### Instructions for the task
Your reply should be a single number: how many lines contain the string "CSDL".

--- --- ---

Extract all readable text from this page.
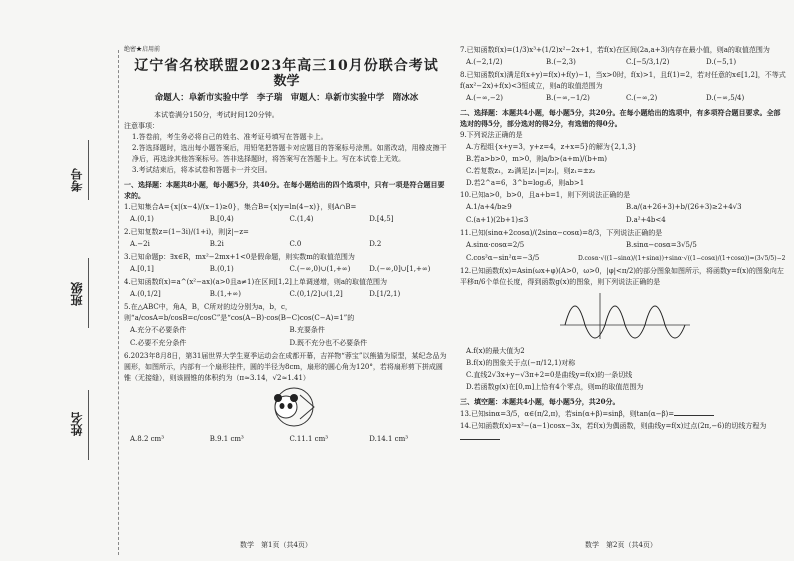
考号
班级
姓名
绝密★启用前
辽宁省名校联盟2023年高三10月份联合考试
数学
命题人：阜新市实验中学　李子瑞　审题人：阜新市实验中学　隋冰冰
本试卷满分150分，考试时间120分钟。
注意事项：

1.答卷前，考生务必将自己的姓名、准考证号填写在答题卡上。

2.答选择题时，选出每小题答案后，用铅笔把答题卡对应题目的答案标号涂黑。如需改动，用橡皮擦干净后，再选涂其他答案标号。答非选择题时，将答案写在答题卡上。写在本试卷上无效。

3.考试结束后，将本试卷和答题卡一并交回。

一、选择题：本题共8小题，每小题5分，共40分。在每小题给出的四个选项中，只有一项是符合题目要求的。
1.已知集合A={x|(x−4)/(x−1)≥0}，集合B={x|y=ln(4−x)}，则A∩B=
A.(0,1)	B.[0,4)	C.(1,4)	D.[4,5]
2.已知复数z=(1−3i)/(1+i)，则|z̄|−z=
A.−2i	B.2i	C.0	D.2
3.已知命题p：∃x∈R，mx²−2mx+1<0是假命题，则实数m的取值范围为
A.[0,1]	B.(0,1)	C.(−∞,0)∪(1,+∞)	D.(−∞,0]∪[1,+∞)
4.已知函数f(x)=a^(x²−ax)(a>0且a≠1)在区间[1,2]上单调递增，则a的取值范围为
A.(0,1/2]	B.(1,+∞)	C.(0,1/2]∪(1,2]	D.[1/2,1)
5.在△ABC中，角A，B，C所对的边分别为a，b，c，则“a/cosA=b/cosB=c/cosC”是“cos(A−B)·cos(B−C)cos(C−A)=1”的
A.充分不必要条件	B.充要条件
C.必要不充分条件	D.既不充分也不必要条件
6.2023年8月8日，第31届世界大学生夏季运动会在成都开幕，吉祥物“蓉宝”以熊猫为原型，某纪念品为圆形，如图所示，内部有一个扇形挂件，圆的半径为8cm，扇形的圆心角为120°，若将扇形剪下拼成圆锥（无接缝），则该圆锥的体积约为（π≈3.14，√2≈1.41）
A.8.2 cm³	B.9.1 cm³	C.11.1 cm³	D.14.1 cm³
7.已知函数f(x)=(1/3)x³+(1/2)x²−2x+1，若f(x)在区间(2a,a+3)内存在最小值，则a的取值范围为
A.(−2,1/2)	B.(−2,3)	C.[−5/3,1/2)	D.(−5,1)
8.已知函数f(x)满足f(x+y)=f(x)+f(y)−1，当x>0时，f(x)>1，且f(1)=2，若对任意的x∈[1,2]，不等式f(ax²−2x)+f(x)<3恒成立，则a的取值范围为
A.(−∞,−2)	B.(−∞,−1/2)	C.(−∞,2)	D.(−∞,5/4)
二、选择题：本题共4小题，每小题5分，共20分。在每小题给出的选项中，有多项符合题目要求。全部选对的得5分，部分选对的得2分，有选错的得0分。
9.下列说法正确的是
A.方程组{x+y=3，y+z=4，z+x=5}的解为{2,1,3}
B.若a>b>0，m>0，则a/b>(a+m)/(b+m)
C.若复数z₁，z₂满足|z₁|=|z₂|，则z₁=±z₂
D.若2^a=6，3^b=log₃6，则ab>1
10.已知a>0，b>0，且a+b=1，则下列说法正确的是
A.1/a+4/b≥9	B.a/(a+26+3)+b/(26+3)≥2+4√3
C.(a+1)(2b+1)≤3	D.a²+4b<4
11.已知(sinα+2cosα)/(2sinα−cosα)=8/3，下列说法正确的是
A.sinα·cosα=2/5	B.sinα−cosα=3√5/5
C.cos²α−sin²α=−3/5	D.cosα·√((1−sinα)/(1+sinα))+sinα·√((1−cosα)/(1+cosα))=(3√5/5)−2
12.已知函数f(x)=Asin(ωx+φ)(A>0，ω>0，|φ|<π/2)的部分图象如图所示，将函数y=f(x)的图象向左平移π/6个单位长度，得到函数g(x)的图象，则下列说法正确的是
A.f(x)的最大值为2
B.f(x)的图象关于点(−π/12,1)对称
C.直线2√3x+y−√3π+2=0是曲线y=f(x)的一条切线
D.若函数g(x)在[0,m]上恰有4个零点，则m的取值范围为
三、填空题：本题共4小题，每小题5分，共20分。
13.已知sinα=3/5，α∈(π/2,π)，若sin(α+β)=sinβ，则tan(α−β)=
14.已知函数f(x)=x²−(a−1)cosx−3x，若f(x)为偶函数，则曲线y=f(x)过点(2π,−6)的切线方程为
数学　第1页（共4页）	数学　第2页（共4页）
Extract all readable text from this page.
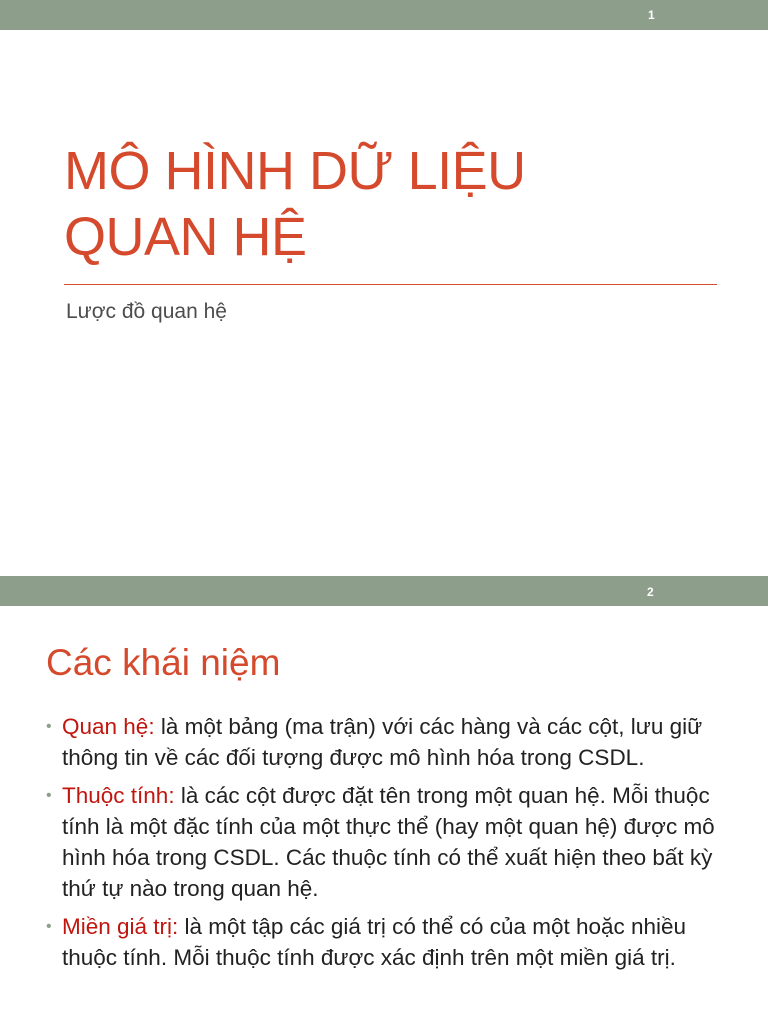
1
MÔ HÌNH DỮ LIỆU
QUAN HỆ
Lược đồ quan hệ
2
Các khái niệm
• Quan hệ: là một bảng (ma trận) với các hàng và các cột, lưu giữ thông tin về các đối tượng được mô hình hóa trong CSDL.
• Thuộc tính: là các cột được đặt tên trong một quan hệ. Mỗi thuộc tính là một đặc tính của một thực thể (hay một quan hệ) được mô hình hóa trong CSDL. Các thuộc tính có thể xuất hiện theo bất kỳ thứ tự nào trong quan hệ.
• Miền giá trị: là một tập các giá trị có thể có của một hoặc nhiều thuộc tính. Mỗi thuộc tính được xác định trên một miền giá trị.
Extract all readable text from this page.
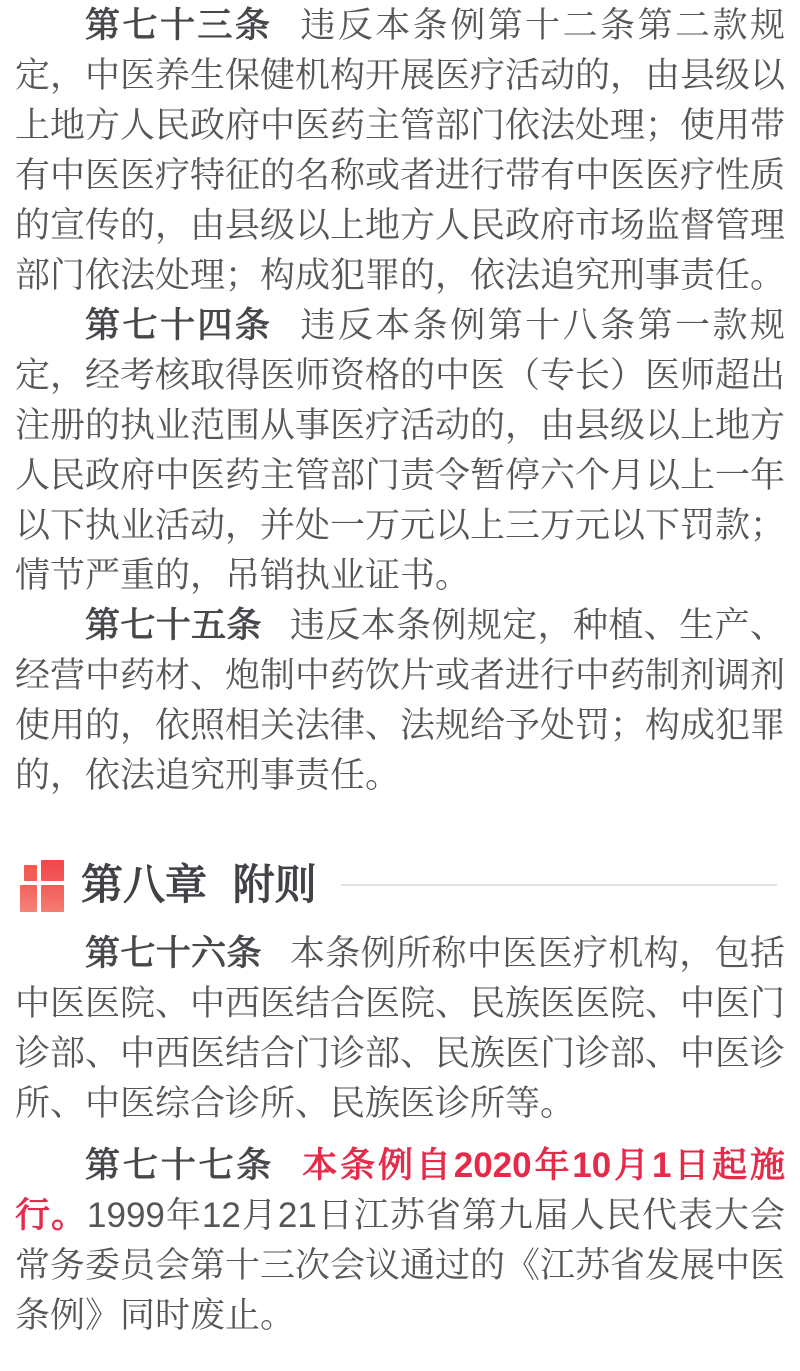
第七十三条 违反本条例第十二条第二款规定，中医养生保健机构开展医疗活动的，由县级以上地方人民政府中医药主管部门依法处理；使用带有中医医疗特征的名称或者进行带有中医医疗性质的宣传的，由县级以上地方人民政府市场监督管理部门依法处理；构成犯罪的，依法追究刑事责任。

第七十四条 违反本条例第十八条第一款规定，经考核取得医师资格的中医（专长）医师超出注册的执业范围从事医疗活动的，由县级以上地方人民政府中医药主管部门责令暂停六个月以上一年以下执业活动，并处一万元以上三万元以下罚款；情节严重的，吊销执业证书。

第七十五条 违反本条例规定，种植、生产、经营中药材、炮制中药饮片或者进行中药制剂调剂使用的，依照相关法律、法规给予处罚；构成犯罪的，依法追究刑事责任。

第八章 附则

第七十六条 本条例所称中医医疗机构，包括中医医院、中西医结合医院、民族医医院、中医门诊部、中西医结合门诊部、民族医门诊部、中医诊所、中医综合诊所、民族医诊所等。

第七十七条 本条例自2020年10月1日起施行。1999年12月21日江苏省第九届人民代表大会常务委员会第十三次会议通过的《江苏省发展中医条例》同时废止。
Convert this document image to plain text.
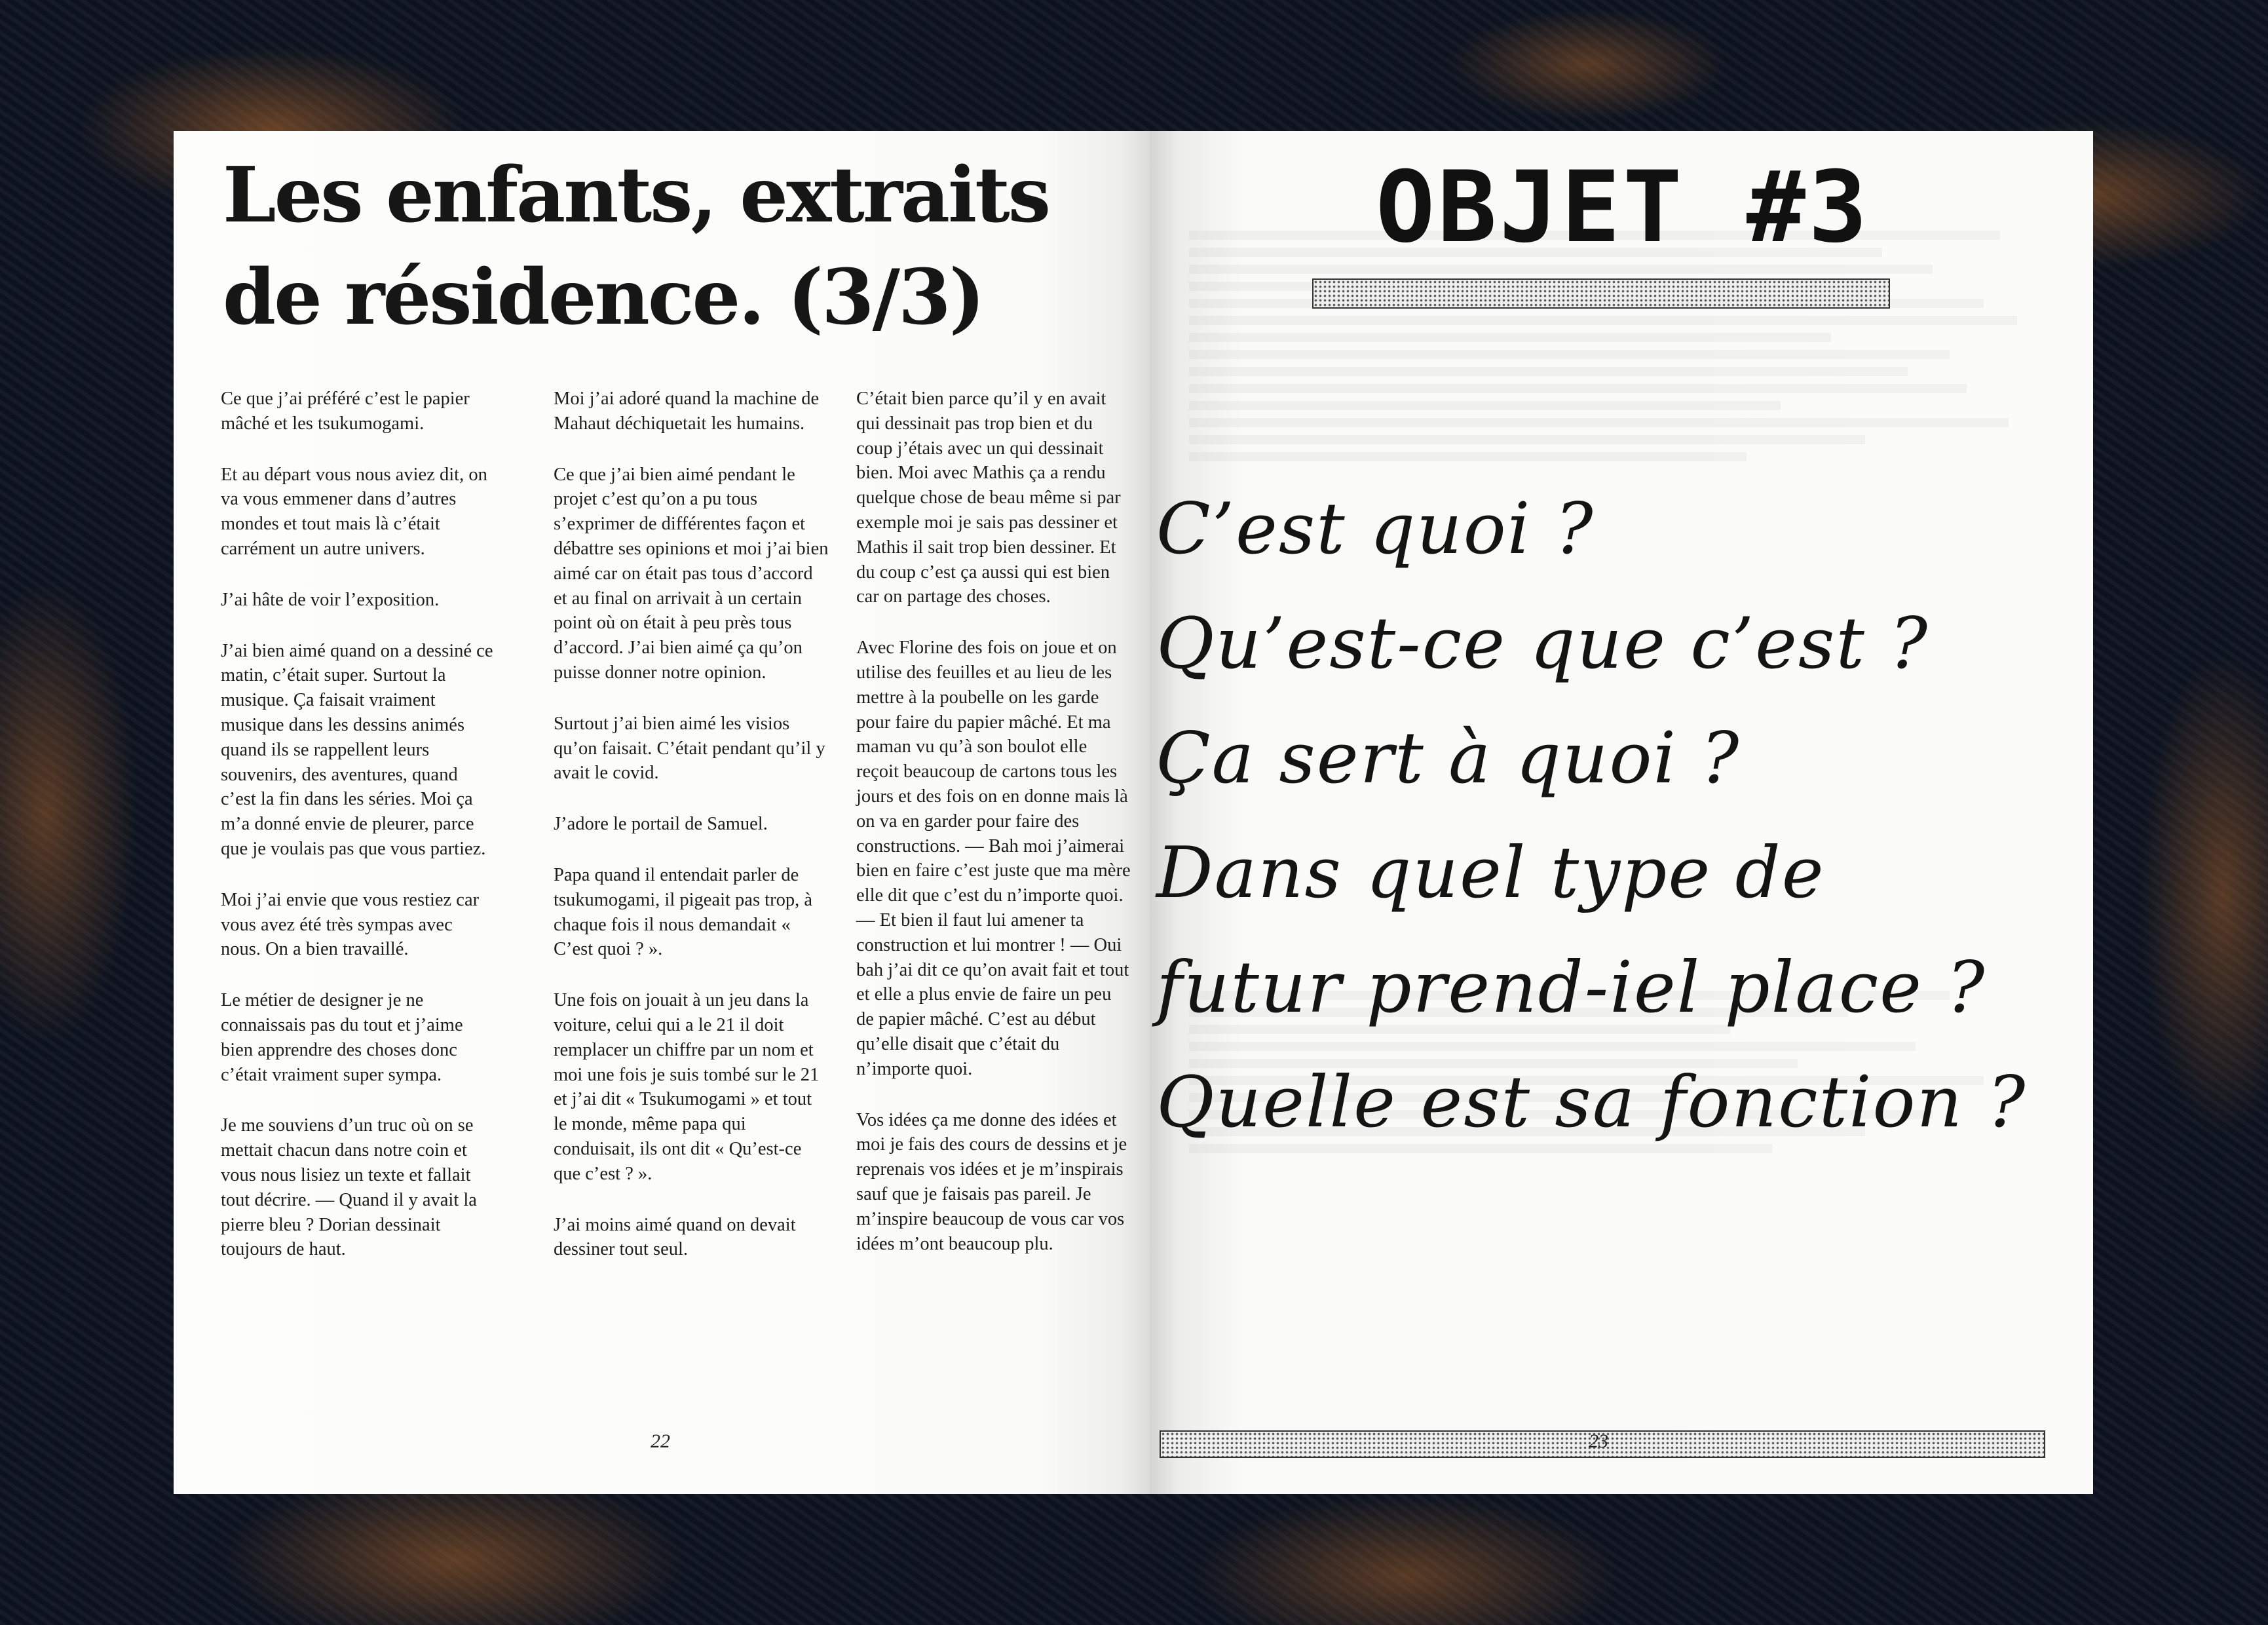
Les enfants, extraits
de résidence. (3/3)

Ce que j’ai préféré c’est le papier mâché et les tsukumogami.

Et au départ vous nous aviez dit, on va vous emmener dans d’autres mondes et tout mais là c’était carrément un autre univers.

J’ai hâte de voir l’exposition.

J’ai bien aimé quand on a dessiné ce matin, c’était super. Surtout la musique. Ça faisait vraiment musique dans les dessins animés quand ils se rappellent leurs souvenirs, des aventures, quand c’est la fin dans les séries. Moi ça m’a donné envie de pleurer, parce que je voulais pas que vous partiez.

Moi j’ai envie que vous restiez car vous avez été très sympas avec nous. On a bien travaillé.

Le métier de designer je ne connaissais pas du tout et j’aime bien apprendre des choses donc c’était vraiment super sympa.

Je me souviens d’un truc où on se mettait chacun dans notre coin et vous nous lisiez un texte et fallait tout décrire. — Quand il y avait la pierre bleu ? Dorian dessinait toujours de haut.

Moi j’ai adoré quand la machine de Mahaut déchiquetait les humains.

Ce que j’ai bien aimé pendant le projet c’est qu’on a pu tous s’exprimer de différentes façon et débattre ses opinions et moi j’ai bien aimé car on était pas tous d’accord et au final on arrivait à un certain point où on était à peu près tous d’accord. J’ai bien aimé ça qu’on puisse donner notre opinion.

Surtout j’ai bien aimé les visios qu’on faisait. C’était pendant qu’il y avait le covid.

J’adore le portail de Samuel.

Papa quand il entendait parler de tsukumogami, il pigeait pas trop, à chaque fois il nous demandait « C’est quoi ? ».

Une fois on jouait à un jeu dans la voiture, celui qui a le 21 il doit remplacer un chiffre par un nom et moi une fois je suis tombé sur le 21 et j’ai dit « Tsukumogami » et tout le monde, même papa qui conduisait, ils ont dit « Qu’est-ce que c’est ? ».

J’ai moins aimé quand on devait dessiner tout seul.

C’était bien parce qu’il y en avait qui dessinait pas trop bien et du coup j’étais avec un qui dessinait bien. Moi avec Mathis ça a rendu quelque chose de beau même si par exemple moi je sais pas dessiner et Mathis il sait trop bien dessiner. Et du coup c’est ça aussi qui est bien car on partage des choses.

Avec Florine des fois on joue et on utilise des feuilles et au lieu de les mettre à la poubelle on les garde pour faire du papier mâché. Et ma maman vu qu’à son boulot elle reçoit beaucoup de cartons tous les jours et des fois on en donne mais là on va en garder pour faire des constructions. — Bah moi j’aimerai bien en faire c’est juste que ma mère elle dit que c’est du n’importe quoi. — Et bien il faut lui amener ta construction et lui montrer ! — Oui bah j’ai dit ce qu’on avait fait et tout et elle a plus envie de faire un peu de papier mâché. C’est au début qu’elle disait que c’était du n’importe quoi.

Vos idées ça me donne des idées et moi je fais des cours de dessins et je reprenais vos idées et je m’inspirais sauf que je faisais pas pareil. Je m’inspire beaucoup de vous car vos idées m’ont beaucoup plu.

22
OBJET #3
C’est quoi ?
Qu’est-ce que c’est ?
Ça sert à quoi ?
Dans quel type de
futur prend-iel place ?
Quelle est sa fonction ?
23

--- --- ---

### Exercise result
2